Exercise goal
Keep the pictures out of the copy and print all the entries below exactly.

Materials provided

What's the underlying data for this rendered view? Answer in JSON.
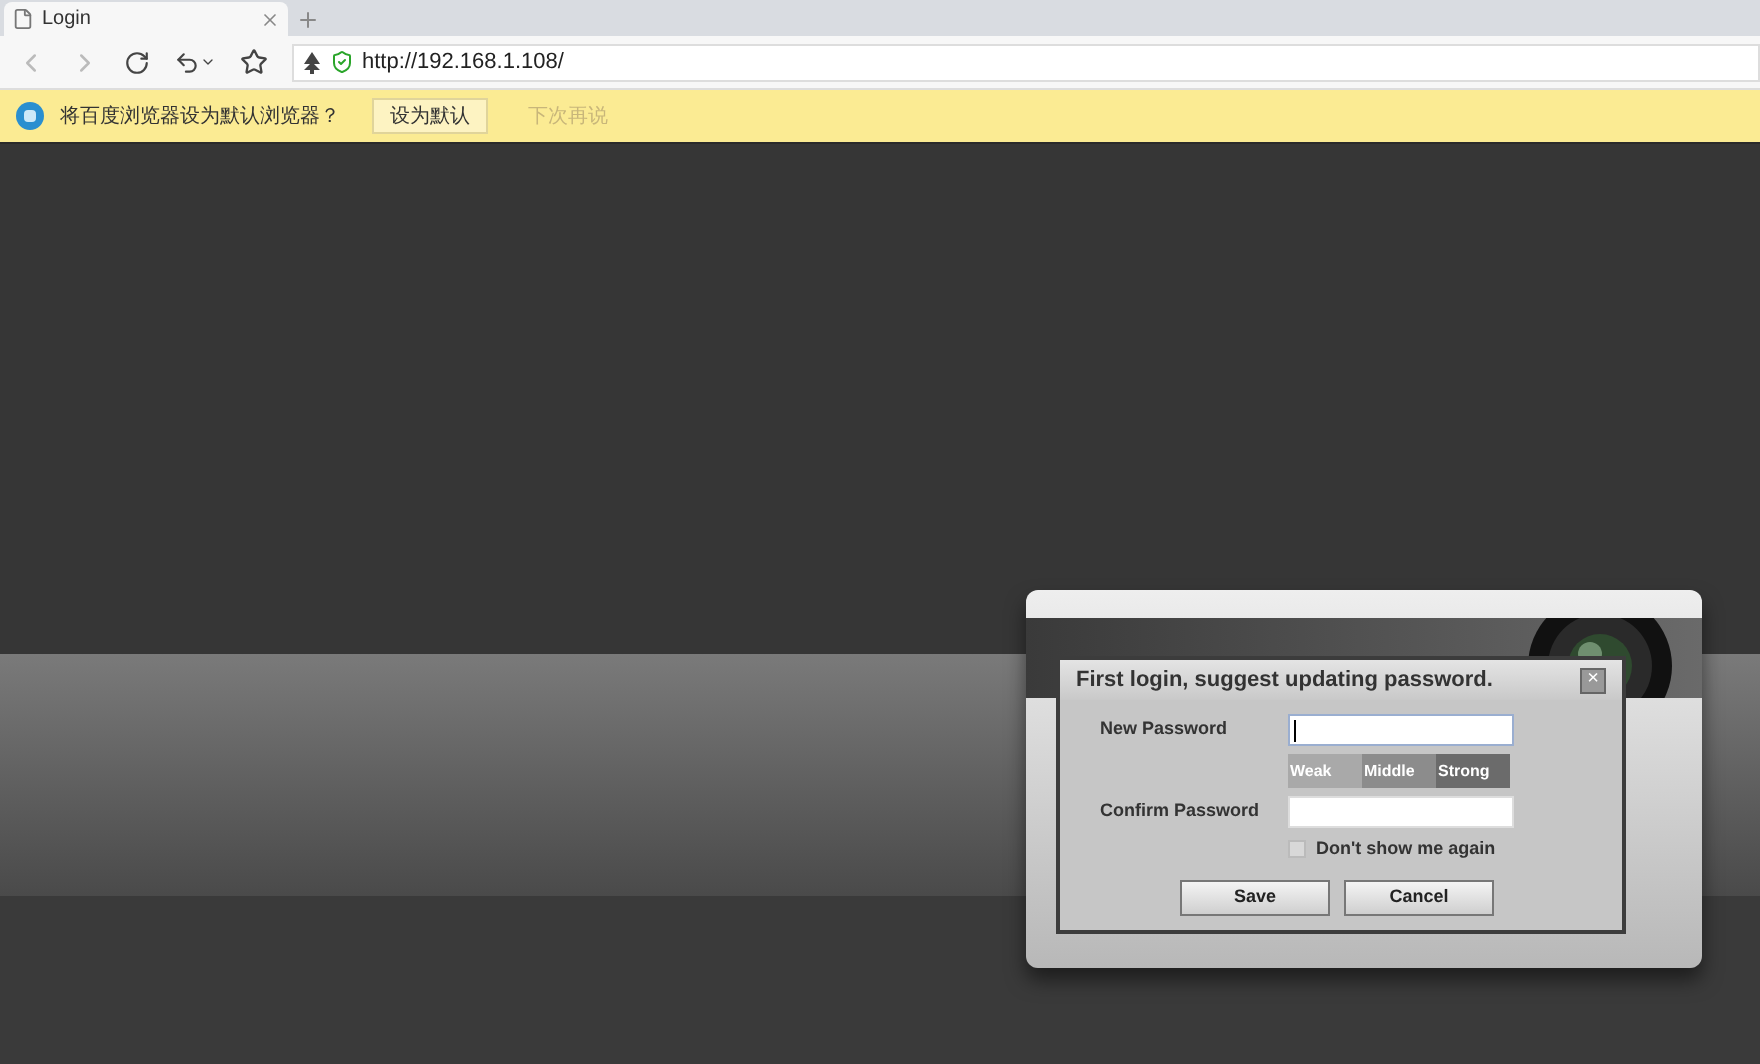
{
  "tabs": [
    {
      "title": "Login",
      "selected": true
    }
  ],
  "address_bar": {
    "url": "http://192.168.1.108/"
  },
  "infobar": {
    "message": "将百度浏览器设为默认浏览器？",
    "button": "设为默认",
    "later": "下次再说"
  },
  "dialog": {
    "title": "First login, suggest updating password.",
    "close": "×",
    "fields": [
      {
        "label": "New Password",
        "focused": true
      },
      {
        "label": "Confirm Password",
        "focused": false
      }
    ],
    "strength": [
      {
        "label": "Weak",
        "color": "#a9a9a9"
      },
      {
        "label": "Middle",
        "color": "#8c8c8c"
      },
      {
        "label": "Strong",
        "color": "#6b6b6b"
      }
    ],
    "dont_show": {
      "label": "Don't show me again",
      "checked": false
    },
    "buttons": [
      "Save",
      "Cancel"
    ]
  }
}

Written response
What's the underlying data for this rendered view? Answer in JSON.
{
  "tabs": [
    {
      "title": "Login",
      "selected": true
    }
  ],
  "address_bar": {
    "url": "http://192.168.1.108/"
  },
  "infobar": {
    "message": "将百度浏览器设为默认浏览器？",
    "button": "设为默认",
    "later": "下次再说"
  },
  "dialog": {
    "title": "First login, suggest updating password.",
    "close": "×",
    "fields": [
      {
        "label": "New Password",
        "focused": true
      },
      {
        "label": "Confirm Password",
        "focused": false
      }
    ],
    "strength": [
      {
        "label": "Weak",
        "color": "#a9a9a9"
      },
      {
        "label": "Middle",
        "color": "#8c8c8c"
      },
      {
        "label": "Strong",
        "color": "#6b6b6b"
      }
    ],
    "dont_show": {
      "label": "Don't show me again",
      "checked": false
    },
    "buttons": [
      "Save",
      "Cancel"
    ]
  }
}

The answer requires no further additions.